* [Exercise data]:
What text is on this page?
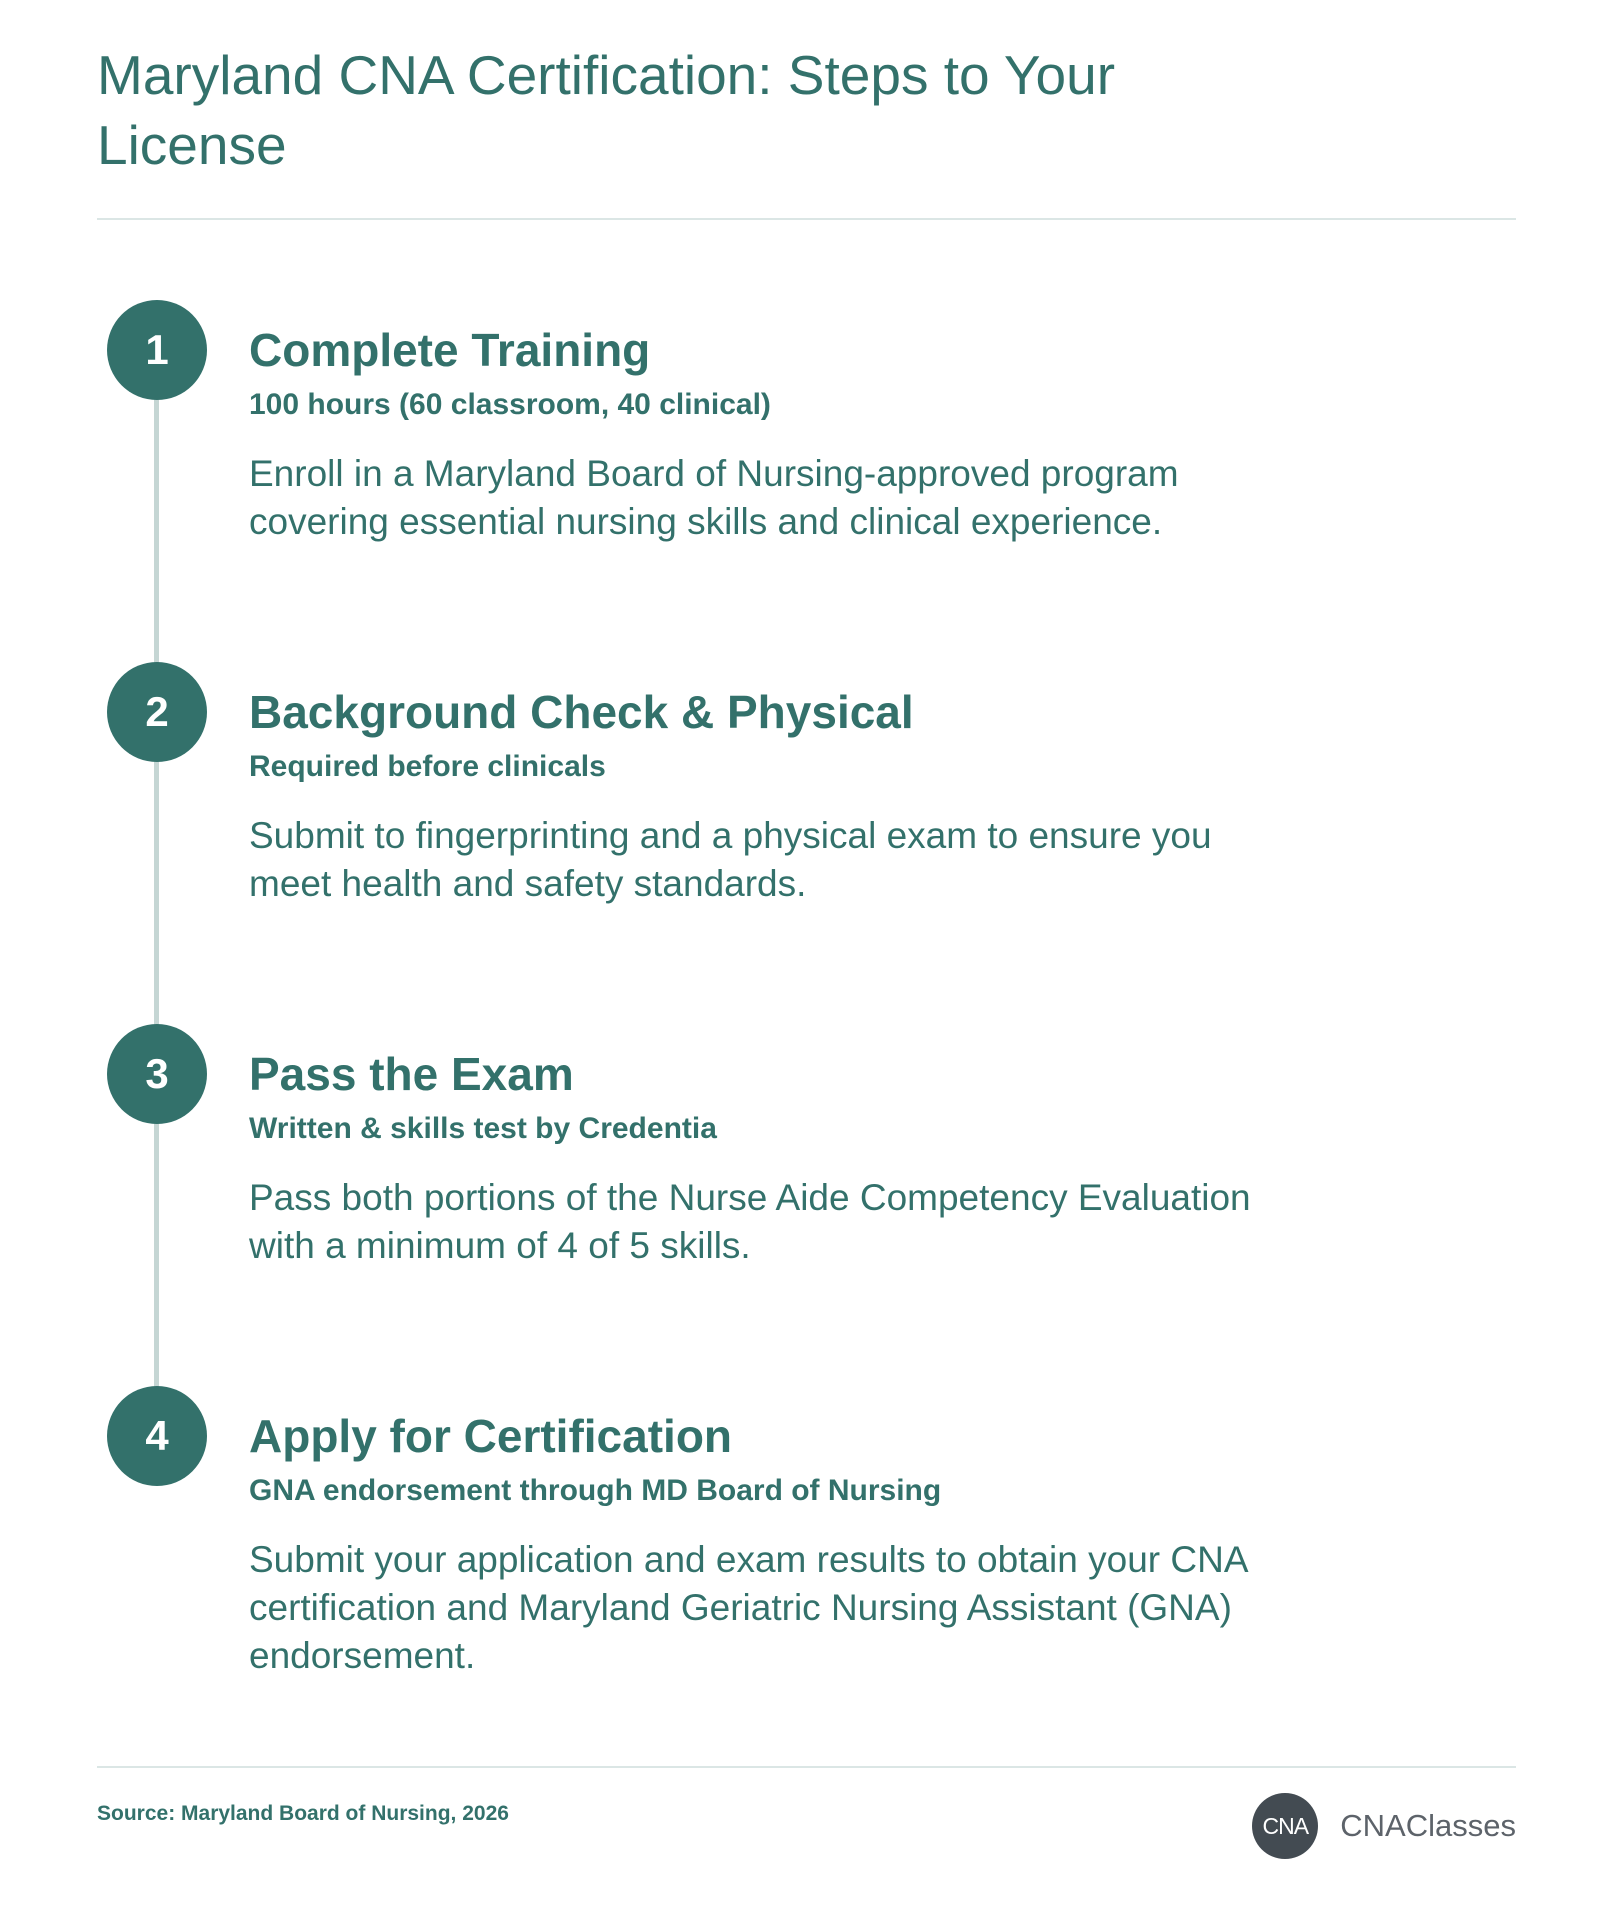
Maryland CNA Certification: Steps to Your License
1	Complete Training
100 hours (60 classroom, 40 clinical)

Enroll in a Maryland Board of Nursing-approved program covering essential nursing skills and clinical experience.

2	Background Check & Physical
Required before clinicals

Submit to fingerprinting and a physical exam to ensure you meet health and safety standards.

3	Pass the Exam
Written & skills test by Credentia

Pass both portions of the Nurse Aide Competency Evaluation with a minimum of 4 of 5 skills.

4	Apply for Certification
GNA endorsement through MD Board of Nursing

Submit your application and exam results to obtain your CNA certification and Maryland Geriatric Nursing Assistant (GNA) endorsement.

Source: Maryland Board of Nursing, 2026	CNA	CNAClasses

* [Do this]: Scan the records for the string "Maryland". Copy each line in which it appears.

* [Solution for this exercise]:
Maryland CNA Certification: Steps to Your License
Enroll in a Maryland Board of Nursing-approved program covering essential nursing skills and clinical experience.
Submit your application and exam results to obtain your CNA certification and Maryland Geriatric Nursing Assistant (GNA) endorsement.
Source: Maryland Board of Nursing, 2026	CNA	CNAClasses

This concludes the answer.